### Task brief
Bring together all lines of the material below that contain the string "this".

### Figure record listings
— BEGIN —
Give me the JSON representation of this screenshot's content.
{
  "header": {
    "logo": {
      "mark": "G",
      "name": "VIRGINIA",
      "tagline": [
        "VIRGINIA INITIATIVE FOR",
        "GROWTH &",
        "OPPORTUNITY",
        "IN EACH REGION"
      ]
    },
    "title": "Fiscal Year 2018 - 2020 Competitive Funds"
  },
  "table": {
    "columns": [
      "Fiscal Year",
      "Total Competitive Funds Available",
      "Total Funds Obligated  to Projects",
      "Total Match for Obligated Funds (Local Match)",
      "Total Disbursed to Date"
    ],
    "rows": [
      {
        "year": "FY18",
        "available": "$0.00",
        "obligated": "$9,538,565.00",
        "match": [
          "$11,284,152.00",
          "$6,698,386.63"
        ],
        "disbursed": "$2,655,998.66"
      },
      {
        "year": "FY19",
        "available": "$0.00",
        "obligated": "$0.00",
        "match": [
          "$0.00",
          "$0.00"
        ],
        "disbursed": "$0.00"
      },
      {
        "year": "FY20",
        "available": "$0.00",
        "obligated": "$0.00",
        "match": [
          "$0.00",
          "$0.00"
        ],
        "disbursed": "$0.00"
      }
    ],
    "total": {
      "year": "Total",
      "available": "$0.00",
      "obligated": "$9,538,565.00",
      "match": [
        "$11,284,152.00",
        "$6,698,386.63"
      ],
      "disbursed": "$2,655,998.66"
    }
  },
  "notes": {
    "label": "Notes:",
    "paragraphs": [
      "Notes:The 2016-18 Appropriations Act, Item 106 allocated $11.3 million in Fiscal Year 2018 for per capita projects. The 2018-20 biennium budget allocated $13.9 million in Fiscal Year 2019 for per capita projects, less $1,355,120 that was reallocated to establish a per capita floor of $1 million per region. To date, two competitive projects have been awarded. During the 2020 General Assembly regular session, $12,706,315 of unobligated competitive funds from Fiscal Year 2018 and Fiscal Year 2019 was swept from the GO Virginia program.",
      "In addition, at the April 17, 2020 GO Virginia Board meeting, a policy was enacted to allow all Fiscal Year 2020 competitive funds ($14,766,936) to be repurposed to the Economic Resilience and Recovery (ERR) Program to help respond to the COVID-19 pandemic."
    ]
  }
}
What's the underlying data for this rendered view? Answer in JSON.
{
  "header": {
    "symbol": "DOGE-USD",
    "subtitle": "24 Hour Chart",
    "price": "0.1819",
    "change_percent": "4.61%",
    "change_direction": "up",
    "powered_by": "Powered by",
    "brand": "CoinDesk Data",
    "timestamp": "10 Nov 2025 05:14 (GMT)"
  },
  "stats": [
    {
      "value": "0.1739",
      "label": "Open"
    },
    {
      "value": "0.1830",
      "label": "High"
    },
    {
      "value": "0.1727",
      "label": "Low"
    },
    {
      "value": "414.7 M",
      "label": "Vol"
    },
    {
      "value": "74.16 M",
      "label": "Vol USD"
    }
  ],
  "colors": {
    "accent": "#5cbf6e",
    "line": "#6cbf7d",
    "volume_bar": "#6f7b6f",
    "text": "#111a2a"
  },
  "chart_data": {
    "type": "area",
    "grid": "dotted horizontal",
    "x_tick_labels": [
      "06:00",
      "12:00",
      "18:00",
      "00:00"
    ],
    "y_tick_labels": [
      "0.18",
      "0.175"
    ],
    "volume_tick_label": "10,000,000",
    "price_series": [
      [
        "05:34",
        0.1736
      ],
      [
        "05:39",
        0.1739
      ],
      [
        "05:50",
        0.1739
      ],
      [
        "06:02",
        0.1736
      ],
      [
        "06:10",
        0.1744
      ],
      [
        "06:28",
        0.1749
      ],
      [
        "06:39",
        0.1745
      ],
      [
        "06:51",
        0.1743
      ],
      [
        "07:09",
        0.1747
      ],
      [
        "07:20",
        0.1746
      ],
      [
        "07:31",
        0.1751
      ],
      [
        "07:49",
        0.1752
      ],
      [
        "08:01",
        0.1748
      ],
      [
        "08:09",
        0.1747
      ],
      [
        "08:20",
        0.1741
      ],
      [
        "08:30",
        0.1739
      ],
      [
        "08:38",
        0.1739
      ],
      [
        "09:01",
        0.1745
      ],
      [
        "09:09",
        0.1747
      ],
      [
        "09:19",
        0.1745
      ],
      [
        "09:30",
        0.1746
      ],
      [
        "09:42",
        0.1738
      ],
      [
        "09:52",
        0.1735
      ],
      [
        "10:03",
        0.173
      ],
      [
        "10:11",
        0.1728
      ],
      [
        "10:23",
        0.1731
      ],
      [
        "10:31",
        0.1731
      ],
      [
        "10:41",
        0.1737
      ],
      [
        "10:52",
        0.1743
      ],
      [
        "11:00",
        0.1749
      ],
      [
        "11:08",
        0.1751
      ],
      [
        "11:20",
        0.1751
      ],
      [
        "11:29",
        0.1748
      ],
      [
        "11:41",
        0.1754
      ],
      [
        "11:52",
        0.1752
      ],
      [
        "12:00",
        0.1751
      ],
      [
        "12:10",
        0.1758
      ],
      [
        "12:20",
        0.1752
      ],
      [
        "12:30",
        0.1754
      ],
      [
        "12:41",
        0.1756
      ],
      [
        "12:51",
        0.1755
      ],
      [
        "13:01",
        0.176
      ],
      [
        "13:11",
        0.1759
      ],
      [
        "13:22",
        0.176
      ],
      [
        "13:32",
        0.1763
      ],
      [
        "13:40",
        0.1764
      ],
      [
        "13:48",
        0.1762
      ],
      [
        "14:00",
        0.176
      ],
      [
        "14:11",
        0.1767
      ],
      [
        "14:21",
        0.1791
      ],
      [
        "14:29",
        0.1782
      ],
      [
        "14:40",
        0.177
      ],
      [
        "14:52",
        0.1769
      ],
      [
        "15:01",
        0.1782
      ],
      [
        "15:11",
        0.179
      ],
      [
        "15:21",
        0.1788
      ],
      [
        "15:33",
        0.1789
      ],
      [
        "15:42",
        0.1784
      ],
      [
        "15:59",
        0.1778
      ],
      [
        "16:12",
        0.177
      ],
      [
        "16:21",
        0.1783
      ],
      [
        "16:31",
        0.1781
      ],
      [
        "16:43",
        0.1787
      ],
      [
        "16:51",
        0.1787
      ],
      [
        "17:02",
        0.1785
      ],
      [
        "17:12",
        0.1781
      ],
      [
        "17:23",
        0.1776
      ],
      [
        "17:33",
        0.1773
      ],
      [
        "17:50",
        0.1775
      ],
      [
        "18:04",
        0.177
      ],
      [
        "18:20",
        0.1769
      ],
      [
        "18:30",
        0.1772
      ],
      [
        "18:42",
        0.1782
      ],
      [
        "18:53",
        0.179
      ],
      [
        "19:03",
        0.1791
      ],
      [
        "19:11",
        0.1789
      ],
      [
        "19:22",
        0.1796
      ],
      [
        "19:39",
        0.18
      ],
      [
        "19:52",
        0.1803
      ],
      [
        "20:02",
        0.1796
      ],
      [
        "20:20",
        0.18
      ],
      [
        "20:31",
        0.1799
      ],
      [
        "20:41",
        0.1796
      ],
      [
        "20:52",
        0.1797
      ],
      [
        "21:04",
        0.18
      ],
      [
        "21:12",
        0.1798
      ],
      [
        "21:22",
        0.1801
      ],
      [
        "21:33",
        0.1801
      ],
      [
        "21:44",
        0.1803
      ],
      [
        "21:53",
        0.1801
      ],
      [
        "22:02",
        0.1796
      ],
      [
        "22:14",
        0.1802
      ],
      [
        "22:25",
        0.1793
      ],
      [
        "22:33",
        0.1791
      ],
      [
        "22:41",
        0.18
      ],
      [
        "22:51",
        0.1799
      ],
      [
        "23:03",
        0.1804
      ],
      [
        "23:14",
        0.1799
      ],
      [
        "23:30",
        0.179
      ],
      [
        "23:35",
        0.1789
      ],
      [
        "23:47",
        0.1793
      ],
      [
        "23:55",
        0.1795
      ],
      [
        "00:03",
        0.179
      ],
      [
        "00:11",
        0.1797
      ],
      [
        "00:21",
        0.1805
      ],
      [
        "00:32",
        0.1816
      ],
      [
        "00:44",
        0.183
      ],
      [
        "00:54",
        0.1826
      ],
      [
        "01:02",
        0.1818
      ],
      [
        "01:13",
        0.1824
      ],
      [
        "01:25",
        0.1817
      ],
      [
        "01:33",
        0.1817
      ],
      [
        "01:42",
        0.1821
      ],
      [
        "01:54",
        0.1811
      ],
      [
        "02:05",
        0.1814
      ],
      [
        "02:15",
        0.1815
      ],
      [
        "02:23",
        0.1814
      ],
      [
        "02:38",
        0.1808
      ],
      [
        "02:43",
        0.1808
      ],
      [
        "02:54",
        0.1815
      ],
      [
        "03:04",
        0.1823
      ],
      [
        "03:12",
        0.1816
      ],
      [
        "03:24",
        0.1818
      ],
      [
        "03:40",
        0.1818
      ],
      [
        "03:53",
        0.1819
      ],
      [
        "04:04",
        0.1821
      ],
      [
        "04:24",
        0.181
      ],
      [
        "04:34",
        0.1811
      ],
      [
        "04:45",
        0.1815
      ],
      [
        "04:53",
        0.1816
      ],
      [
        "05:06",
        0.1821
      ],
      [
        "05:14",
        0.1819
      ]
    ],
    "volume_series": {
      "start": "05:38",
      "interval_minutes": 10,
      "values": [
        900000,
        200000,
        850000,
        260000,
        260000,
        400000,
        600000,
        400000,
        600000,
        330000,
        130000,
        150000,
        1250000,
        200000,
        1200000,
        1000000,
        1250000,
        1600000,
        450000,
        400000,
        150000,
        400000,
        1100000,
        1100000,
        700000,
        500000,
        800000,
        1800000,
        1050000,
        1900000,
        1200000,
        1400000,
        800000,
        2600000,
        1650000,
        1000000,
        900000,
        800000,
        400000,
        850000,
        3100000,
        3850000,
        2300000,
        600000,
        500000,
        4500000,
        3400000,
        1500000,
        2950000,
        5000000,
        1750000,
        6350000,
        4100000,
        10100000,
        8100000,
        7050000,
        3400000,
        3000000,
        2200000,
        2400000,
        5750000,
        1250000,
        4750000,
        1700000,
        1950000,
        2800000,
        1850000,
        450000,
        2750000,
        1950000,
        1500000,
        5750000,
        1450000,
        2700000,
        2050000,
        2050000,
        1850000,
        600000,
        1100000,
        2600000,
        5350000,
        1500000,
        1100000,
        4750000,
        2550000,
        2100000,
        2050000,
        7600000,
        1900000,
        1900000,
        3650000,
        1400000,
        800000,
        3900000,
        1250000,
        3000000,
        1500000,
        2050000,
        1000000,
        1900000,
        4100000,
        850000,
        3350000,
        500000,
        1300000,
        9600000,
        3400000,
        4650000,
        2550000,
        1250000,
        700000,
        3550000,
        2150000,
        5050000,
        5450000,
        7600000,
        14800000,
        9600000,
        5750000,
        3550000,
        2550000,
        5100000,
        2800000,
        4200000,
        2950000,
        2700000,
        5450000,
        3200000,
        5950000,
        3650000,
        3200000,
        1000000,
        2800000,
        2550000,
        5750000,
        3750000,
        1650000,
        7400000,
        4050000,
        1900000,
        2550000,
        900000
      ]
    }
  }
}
— END —
### Answer in full
Give me the JSON representation of this screenshot's content.
What's the underlying data for this rendered view? Answer in JSON.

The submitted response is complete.